** start **

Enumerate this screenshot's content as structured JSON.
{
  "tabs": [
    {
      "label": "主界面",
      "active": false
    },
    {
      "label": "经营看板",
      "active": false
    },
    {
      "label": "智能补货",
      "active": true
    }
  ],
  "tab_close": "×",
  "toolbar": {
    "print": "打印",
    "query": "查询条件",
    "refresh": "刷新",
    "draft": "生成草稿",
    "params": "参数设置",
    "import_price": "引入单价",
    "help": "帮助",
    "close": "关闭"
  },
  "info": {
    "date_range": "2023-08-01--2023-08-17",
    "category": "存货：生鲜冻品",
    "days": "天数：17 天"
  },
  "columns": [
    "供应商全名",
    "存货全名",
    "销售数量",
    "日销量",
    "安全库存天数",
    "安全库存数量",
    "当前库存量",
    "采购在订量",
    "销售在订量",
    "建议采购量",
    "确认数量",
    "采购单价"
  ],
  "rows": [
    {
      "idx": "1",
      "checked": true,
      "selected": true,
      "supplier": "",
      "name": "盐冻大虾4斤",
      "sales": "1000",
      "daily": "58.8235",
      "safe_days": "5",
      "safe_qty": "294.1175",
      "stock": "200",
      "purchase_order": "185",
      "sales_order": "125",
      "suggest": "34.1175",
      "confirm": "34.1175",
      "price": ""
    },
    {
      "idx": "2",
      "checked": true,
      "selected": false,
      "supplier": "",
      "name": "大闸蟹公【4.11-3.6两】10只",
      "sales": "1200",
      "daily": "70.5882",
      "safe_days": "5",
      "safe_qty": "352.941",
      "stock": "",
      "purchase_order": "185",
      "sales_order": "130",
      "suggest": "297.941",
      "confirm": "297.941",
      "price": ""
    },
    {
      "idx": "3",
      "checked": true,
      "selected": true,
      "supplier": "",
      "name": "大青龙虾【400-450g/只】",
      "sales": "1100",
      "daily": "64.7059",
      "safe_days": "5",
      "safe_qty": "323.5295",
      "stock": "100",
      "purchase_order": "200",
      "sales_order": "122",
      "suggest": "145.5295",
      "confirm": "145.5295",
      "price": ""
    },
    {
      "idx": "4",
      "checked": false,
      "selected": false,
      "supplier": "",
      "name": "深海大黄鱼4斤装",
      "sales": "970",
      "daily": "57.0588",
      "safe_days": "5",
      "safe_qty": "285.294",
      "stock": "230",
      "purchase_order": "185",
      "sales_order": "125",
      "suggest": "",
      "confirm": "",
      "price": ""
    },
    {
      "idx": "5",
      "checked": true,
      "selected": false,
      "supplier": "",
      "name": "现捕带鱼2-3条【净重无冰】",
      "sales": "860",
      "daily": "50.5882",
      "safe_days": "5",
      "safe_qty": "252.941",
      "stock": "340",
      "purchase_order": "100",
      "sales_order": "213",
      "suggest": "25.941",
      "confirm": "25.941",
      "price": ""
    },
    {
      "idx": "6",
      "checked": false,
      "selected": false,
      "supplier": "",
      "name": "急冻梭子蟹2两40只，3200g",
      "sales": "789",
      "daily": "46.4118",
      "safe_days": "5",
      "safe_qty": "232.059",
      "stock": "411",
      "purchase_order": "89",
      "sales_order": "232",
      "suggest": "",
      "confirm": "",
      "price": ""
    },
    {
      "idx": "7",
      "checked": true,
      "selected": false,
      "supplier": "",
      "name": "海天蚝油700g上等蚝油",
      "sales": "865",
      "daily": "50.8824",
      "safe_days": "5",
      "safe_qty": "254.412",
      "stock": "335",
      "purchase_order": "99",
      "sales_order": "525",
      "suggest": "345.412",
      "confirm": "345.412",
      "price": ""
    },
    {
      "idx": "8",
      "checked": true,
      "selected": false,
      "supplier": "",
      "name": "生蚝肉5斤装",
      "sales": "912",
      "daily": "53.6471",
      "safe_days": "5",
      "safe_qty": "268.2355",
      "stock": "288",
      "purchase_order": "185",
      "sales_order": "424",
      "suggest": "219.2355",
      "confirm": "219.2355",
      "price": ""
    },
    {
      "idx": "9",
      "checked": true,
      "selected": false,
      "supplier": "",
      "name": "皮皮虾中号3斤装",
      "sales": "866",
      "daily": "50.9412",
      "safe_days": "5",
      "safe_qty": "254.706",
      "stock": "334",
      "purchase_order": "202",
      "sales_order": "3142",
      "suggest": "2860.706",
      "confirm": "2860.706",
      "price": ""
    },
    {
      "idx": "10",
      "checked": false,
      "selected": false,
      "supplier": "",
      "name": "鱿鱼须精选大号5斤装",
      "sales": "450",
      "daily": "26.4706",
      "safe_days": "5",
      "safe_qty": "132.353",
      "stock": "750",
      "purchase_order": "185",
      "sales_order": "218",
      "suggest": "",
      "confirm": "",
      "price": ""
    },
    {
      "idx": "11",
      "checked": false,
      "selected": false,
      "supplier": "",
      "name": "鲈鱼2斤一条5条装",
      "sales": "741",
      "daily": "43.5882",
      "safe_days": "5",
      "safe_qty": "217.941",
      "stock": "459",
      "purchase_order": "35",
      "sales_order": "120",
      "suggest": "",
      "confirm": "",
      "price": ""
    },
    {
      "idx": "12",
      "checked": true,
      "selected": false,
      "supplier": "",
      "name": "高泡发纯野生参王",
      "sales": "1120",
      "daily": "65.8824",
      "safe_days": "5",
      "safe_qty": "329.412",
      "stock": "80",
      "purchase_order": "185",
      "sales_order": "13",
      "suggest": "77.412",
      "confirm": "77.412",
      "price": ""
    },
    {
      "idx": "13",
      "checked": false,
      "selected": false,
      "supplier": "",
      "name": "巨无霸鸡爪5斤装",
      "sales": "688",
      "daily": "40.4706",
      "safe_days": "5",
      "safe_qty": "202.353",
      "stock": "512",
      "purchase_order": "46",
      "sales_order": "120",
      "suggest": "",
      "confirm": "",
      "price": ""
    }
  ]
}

** end **

INSTRUCTIONS TO FOLLOW. Your task is to transcribe the material exactly.

OUTPUT FOR THIS EXERCISE.
Enumerate this screenshot's content as structured JSON.
{
  "tabs": [
    {
      "label": "主界面",
      "active": false
    },
    {
      "label": "经营看板",
      "active": false
    },
    {
      "label": "智能补货",
      "active": true
    }
  ],
  "tab_close": "×",
  "toolbar": {
    "print": "打印",
    "query": "查询条件",
    "refresh": "刷新",
    "draft": "生成草稿",
    "params": "参数设置",
    "import_price": "引入单价",
    "help": "帮助",
    "close": "关闭"
  },
  "info": {
    "date_range": "2023-08-01--2023-08-17",
    "category": "存货：生鲜冻品",
    "days": "天数：17 天"
  },
  "columns": [
    "供应商全名",
    "存货全名",
    "销售数量",
    "日销量",
    "安全库存天数",
    "安全库存数量",
    "当前库存量",
    "采购在订量",
    "销售在订量",
    "建议采购量",
    "确认数量",
    "采购单价"
  ],
  "rows": [
    {
      "idx": "1",
      "checked": true,
      "selected": true,
      "supplier": "",
      "name": "盐冻大虾4斤",
      "sales": "1000",
      "daily": "58.8235",
      "safe_days": "5",
      "safe_qty": "294.1175",
      "stock": "200",
      "purchase_order": "185",
      "sales_order": "125",
      "suggest": "34.1175",
      "confirm": "34.1175",
      "price": ""
    },
    {
      "idx": "2",
      "checked": true,
      "selected": false,
      "supplier": "",
      "name": "大闸蟹公【4.11-3.6两】10只",
      "sales": "1200",
      "daily": "70.5882",
      "safe_days": "5",
      "safe_qty": "352.941",
      "stock": "",
      "purchase_order": "185",
      "sales_order": "130",
      "suggest": "297.941",
      "confirm": "297.941",
      "price": ""
    },
    {
      "idx": "3",
      "checked": true,
      "selected": true,
      "supplier": "",
      "name": "大青龙虾【400-450g/只】",
      "sales": "1100",
      "daily": "64.7059",
      "safe_days": "5",
      "safe_qty": "323.5295",
      "stock": "100",
      "purchase_order": "200",
      "sales_order": "122",
      "suggest": "145.5295",
      "confirm": "145.5295",
      "price": ""
    },
    {
      "idx": "4",
      "checked": false,
      "selected": false,
      "supplier": "",
      "name": "深海大黄鱼4斤装",
      "sales": "970",
      "daily": "57.0588",
      "safe_days": "5",
      "safe_qty": "285.294",
      "stock": "230",
      "purchase_order": "185",
      "sales_order": "125",
      "suggest": "",
      "confirm": "",
      "price": ""
    },
    {
      "idx": "5",
      "checked": true,
      "selected": false,
      "supplier": "",
      "name": "现捕带鱼2-3条【净重无冰】",
      "sales": "860",
      "daily": "50.5882",
      "safe_days": "5",
      "safe_qty": "252.941",
      "stock": "340",
      "purchase_order": "100",
      "sales_order": "213",
      "suggest": "25.941",
      "confirm": "25.941",
      "price": ""
    },
    {
      "idx": "6",
      "checked": false,
      "selected": false,
      "supplier": "",
      "name": "急冻梭子蟹2两40只，3200g",
      "sales": "789",
      "daily": "46.4118",
      "safe_days": "5",
      "safe_qty": "232.059",
      "stock": "411",
      "purchase_order": "89",
      "sales_order": "232",
      "suggest": "",
      "confirm": "",
      "price": ""
    },
    {
      "idx": "7",
      "checked": true,
      "selected": false,
      "supplier": "",
      "name": "海天蚝油700g上等蚝油",
      "sales": "865",
      "daily": "50.8824",
      "safe_days": "5",
      "safe_qty": "254.412",
      "stock": "335",
      "purchase_order": "99",
      "sales_order": "525",
      "suggest": "345.412",
      "confirm": "345.412",
      "price": ""
    },
    {
      "idx": "8",
      "checked": true,
      "selected": false,
      "supplier": "",
      "name": "生蚝肉5斤装",
      "sales": "912",
      "daily": "53.6471",
      "safe_days": "5",
      "safe_qty": "268.2355",
      "stock": "288",
      "purchase_order": "185",
      "sales_order": "424",
      "suggest": "219.2355",
      "confirm": "219.2355",
      "price": ""
    },
    {
      "idx": "9",
      "checked": true,
      "selected": false,
      "supplier": "",
      "name": "皮皮虾中号3斤装",
      "sales": "866",
      "daily": "50.9412",
      "safe_days": "5",
      "safe_qty": "254.706",
      "stock": "334",
      "purchase_order": "202",
      "sales_order": "3142",
      "suggest": "2860.706",
      "confirm": "2860.706",
      "price": ""
    },
    {
      "idx": "10",
      "checked": false,
      "selected": false,
      "supplier": "",
      "name": "鱿鱼须精选大号5斤装",
      "sales": "450",
      "daily": "26.4706",
      "safe_days": "5",
      "safe_qty": "132.353",
      "stock": "750",
      "purchase_order": "185",
      "sales_order": "218",
      "suggest": "",
      "confirm": "",
      "price": ""
    },
    {
      "idx": "11",
      "checked": false,
      "selected": false,
      "supplier": "",
      "name": "鲈鱼2斤一条5条装",
      "sales": "741",
      "daily": "43.5882",
      "safe_days": "5",
      "safe_qty": "217.941",
      "stock": "459",
      "purchase_order": "35",
      "sales_order": "120",
      "suggest": "",
      "confirm": "",
      "price": ""
    },
    {
      "idx": "12",
      "checked": true,
      "selected": false,
      "supplier": "",
      "name": "高泡发纯野生参王",
      "sales": "1120",
      "daily": "65.8824",
      "safe_days": "5",
      "safe_qty": "329.412",
      "stock": "80",
      "purchase_order": "185",
      "sales_order": "13",
      "suggest": "77.412",
      "confirm": "77.412",
      "price": ""
    },
    {
      "idx": "13",
      "checked": false,
      "selected": false,
      "supplier": "",
      "name": "巨无霸鸡爪5斤装",
      "sales": "688",
      "daily": "40.4706",
      "safe_days": "5",
      "safe_qty": "202.353",
      "stock": "512",
      "purchase_order": "46",
      "sales_order": "120",
      "suggest": "",
      "confirm": "",
      "price": ""
    }
  ]
}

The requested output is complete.